-- Working data start --

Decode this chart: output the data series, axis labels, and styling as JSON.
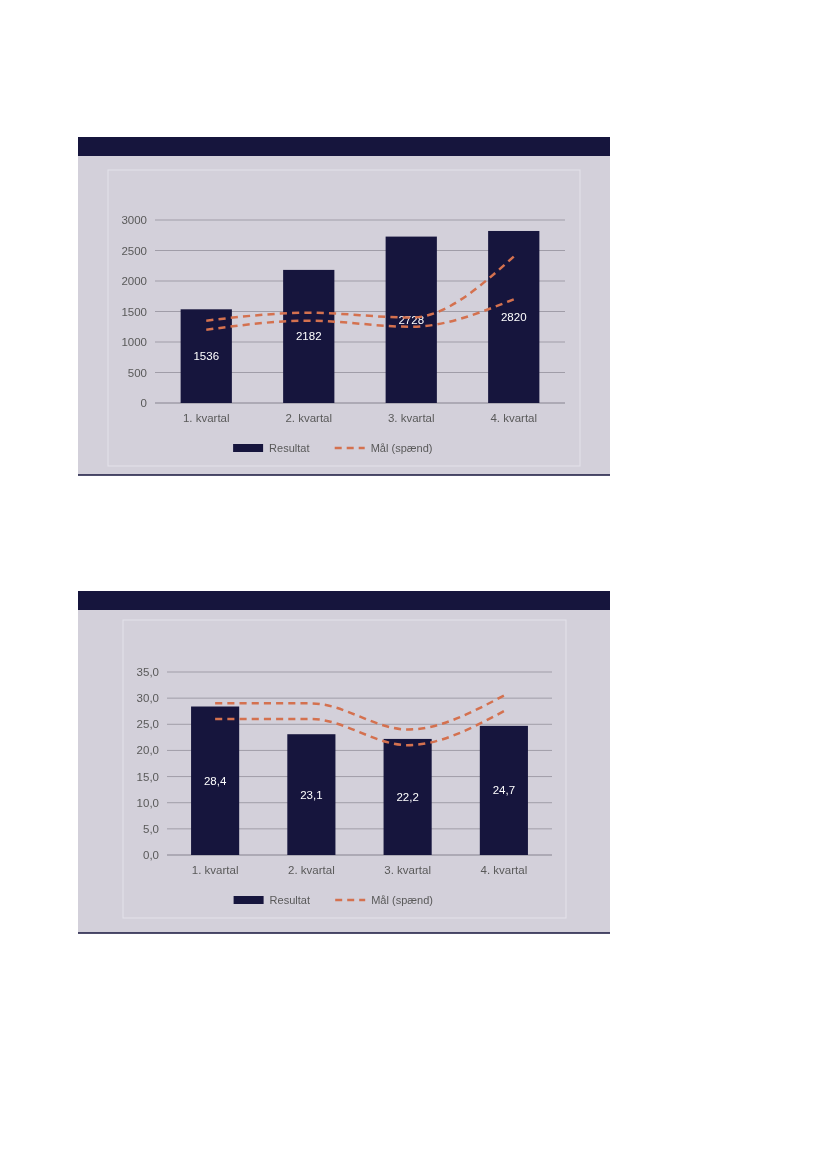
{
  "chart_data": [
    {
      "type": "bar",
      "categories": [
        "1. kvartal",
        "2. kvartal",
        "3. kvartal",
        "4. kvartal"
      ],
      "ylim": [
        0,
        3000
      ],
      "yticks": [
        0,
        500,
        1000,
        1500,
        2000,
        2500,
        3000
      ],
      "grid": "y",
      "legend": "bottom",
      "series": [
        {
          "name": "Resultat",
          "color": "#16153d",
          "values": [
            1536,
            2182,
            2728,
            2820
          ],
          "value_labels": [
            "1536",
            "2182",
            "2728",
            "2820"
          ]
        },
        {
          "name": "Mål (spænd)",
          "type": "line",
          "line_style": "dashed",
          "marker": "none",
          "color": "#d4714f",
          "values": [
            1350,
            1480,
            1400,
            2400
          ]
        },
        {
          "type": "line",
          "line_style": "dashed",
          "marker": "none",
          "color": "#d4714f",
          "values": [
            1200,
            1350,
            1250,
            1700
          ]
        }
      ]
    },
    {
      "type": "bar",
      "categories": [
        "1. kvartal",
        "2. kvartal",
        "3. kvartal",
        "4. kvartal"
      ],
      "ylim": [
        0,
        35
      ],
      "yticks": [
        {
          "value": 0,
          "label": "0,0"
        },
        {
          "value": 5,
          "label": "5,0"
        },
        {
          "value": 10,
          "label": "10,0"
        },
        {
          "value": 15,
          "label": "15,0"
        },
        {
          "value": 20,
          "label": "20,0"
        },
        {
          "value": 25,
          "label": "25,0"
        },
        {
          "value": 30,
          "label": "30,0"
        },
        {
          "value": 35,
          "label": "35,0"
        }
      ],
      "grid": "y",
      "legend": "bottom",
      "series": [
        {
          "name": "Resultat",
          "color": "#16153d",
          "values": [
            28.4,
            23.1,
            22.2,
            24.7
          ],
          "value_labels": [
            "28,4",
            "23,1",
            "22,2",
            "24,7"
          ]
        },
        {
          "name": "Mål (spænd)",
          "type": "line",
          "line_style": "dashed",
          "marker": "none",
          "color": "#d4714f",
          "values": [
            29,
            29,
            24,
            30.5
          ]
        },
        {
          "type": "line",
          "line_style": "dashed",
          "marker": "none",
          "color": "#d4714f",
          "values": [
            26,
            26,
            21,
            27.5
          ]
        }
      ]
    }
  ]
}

-- Working data end --
-- Working data start --

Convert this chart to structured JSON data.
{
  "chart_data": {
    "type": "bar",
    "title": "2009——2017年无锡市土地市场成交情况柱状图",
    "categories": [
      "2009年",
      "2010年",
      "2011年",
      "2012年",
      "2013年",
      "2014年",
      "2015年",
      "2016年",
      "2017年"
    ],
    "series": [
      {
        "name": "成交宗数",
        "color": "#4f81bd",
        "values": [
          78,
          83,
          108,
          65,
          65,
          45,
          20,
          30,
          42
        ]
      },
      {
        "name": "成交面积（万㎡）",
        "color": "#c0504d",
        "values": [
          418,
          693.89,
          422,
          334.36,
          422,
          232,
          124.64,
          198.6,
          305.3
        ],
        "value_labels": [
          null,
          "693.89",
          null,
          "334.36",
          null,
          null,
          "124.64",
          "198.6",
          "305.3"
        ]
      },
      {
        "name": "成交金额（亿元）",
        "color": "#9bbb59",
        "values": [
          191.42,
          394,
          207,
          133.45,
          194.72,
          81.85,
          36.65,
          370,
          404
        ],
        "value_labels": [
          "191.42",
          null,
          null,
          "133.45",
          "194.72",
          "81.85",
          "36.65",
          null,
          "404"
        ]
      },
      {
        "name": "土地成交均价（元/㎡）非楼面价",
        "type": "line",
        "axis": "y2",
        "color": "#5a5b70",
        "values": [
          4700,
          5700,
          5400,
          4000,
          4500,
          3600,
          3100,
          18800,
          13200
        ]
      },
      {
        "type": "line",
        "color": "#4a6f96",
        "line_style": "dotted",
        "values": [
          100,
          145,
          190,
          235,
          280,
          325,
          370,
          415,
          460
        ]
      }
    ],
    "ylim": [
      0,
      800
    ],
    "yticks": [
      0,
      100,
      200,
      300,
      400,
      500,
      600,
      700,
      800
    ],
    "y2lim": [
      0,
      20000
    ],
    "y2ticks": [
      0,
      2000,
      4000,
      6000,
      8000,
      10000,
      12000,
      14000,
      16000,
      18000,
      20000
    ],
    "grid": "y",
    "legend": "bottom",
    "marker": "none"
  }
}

-- Working data end --

Your goal: Return solely the number of lines in the data that include the word "JSON".

Result for this exercise: 2